Collection entries
——

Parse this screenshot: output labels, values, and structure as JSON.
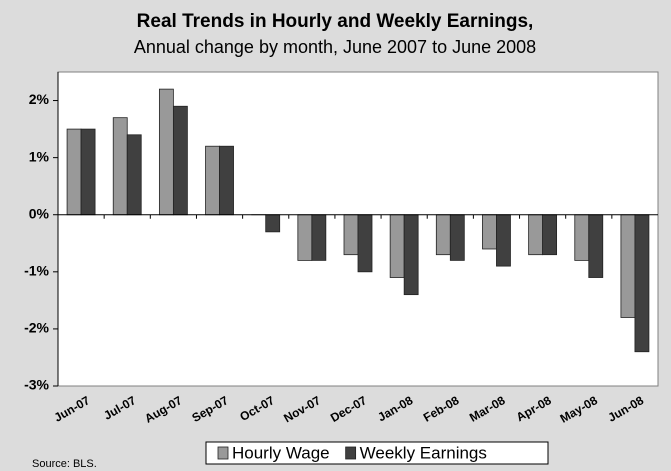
{
  "chart_data": {
    "type": "bar",
    "title": "Real Trends in Hourly and Weekly Earnings,",
    "subtitle": "Annual change by month, June 2007 to June 2008",
    "categories": [
      "Jun-07",
      "Jul-07",
      "Aug-07",
      "Sep-07",
      "Oct-07",
      "Nov-07",
      "Dec-07",
      "Jan-08",
      "Feb-08",
      "Mar-08",
      "Apr-08",
      "May-08",
      "Jun-08"
    ],
    "series": [
      {
        "name": "Hourly Wage",
        "color": "#999999",
        "values": [
          1.5,
          1.7,
          2.2,
          1.2,
          0,
          -0.8,
          -0.7,
          -1.1,
          -0.7,
          -0.6,
          -0.7,
          -0.8,
          -1.8
        ]
      },
      {
        "name": "Weekly Earnings",
        "color": "#404040",
        "values": [
          1.5,
          1.4,
          1.9,
          1.2,
          -0.3,
          -0.8,
          -1.0,
          -1.4,
          -0.8,
          -0.9,
          -0.7,
          -1.1,
          -2.4
        ]
      }
    ],
    "ylim": [
      -3,
      2.5
    ],
    "yticks": [
      {
        "value": -3,
        "label": "-3%"
      },
      {
        "value": -2,
        "label": "-2%"
      },
      {
        "value": -1,
        "label": "-1%"
      },
      {
        "value": 0,
        "label": "0%"
      },
      {
        "value": 1,
        "label": "1%"
      },
      {
        "value": 2,
        "label": "2%"
      }
    ],
    "grid": false,
    "legend": "bottom",
    "source": "Source: BLS."
  }
}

——

Restate the full listing verbatim and drop every picture.

▶ **THE SOLUTION**
Parse this screenshot: output labels, values, and structure as JSON.
{
  "chart_data": {
    "type": "bar",
    "title": "Real Trends in Hourly and Weekly Earnings,",
    "subtitle": "Annual change by month, June 2007 to June 2008",
    "categories": [
      "Jun-07",
      "Jul-07",
      "Aug-07",
      "Sep-07",
      "Oct-07",
      "Nov-07",
      "Dec-07",
      "Jan-08",
      "Feb-08",
      "Mar-08",
      "Apr-08",
      "May-08",
      "Jun-08"
    ],
    "series": [
      {
        "name": "Hourly Wage",
        "color": "#999999",
        "values": [
          1.5,
          1.7,
          2.2,
          1.2,
          0,
          -0.8,
          -0.7,
          -1.1,
          -0.7,
          -0.6,
          -0.7,
          -0.8,
          -1.8
        ]
      },
      {
        "name": "Weekly Earnings",
        "color": "#404040",
        "values": [
          1.5,
          1.4,
          1.9,
          1.2,
          -0.3,
          -0.8,
          -1.0,
          -1.4,
          -0.8,
          -0.9,
          -0.7,
          -1.1,
          -2.4
        ]
      }
    ],
    "ylim": [
      -3,
      2.5
    ],
    "yticks": [
      {
        "value": -3,
        "label": "-3%"
      },
      {
        "value": -2,
        "label": "-2%"
      },
      {
        "value": -1,
        "label": "-1%"
      },
      {
        "value": 0,
        "label": "0%"
      },
      {
        "value": 1,
        "label": "1%"
      },
      {
        "value": 2,
        "label": "2%"
      }
    ],
    "grid": false,
    "legend": "bottom",
    "source": "Source: BLS."
  }
}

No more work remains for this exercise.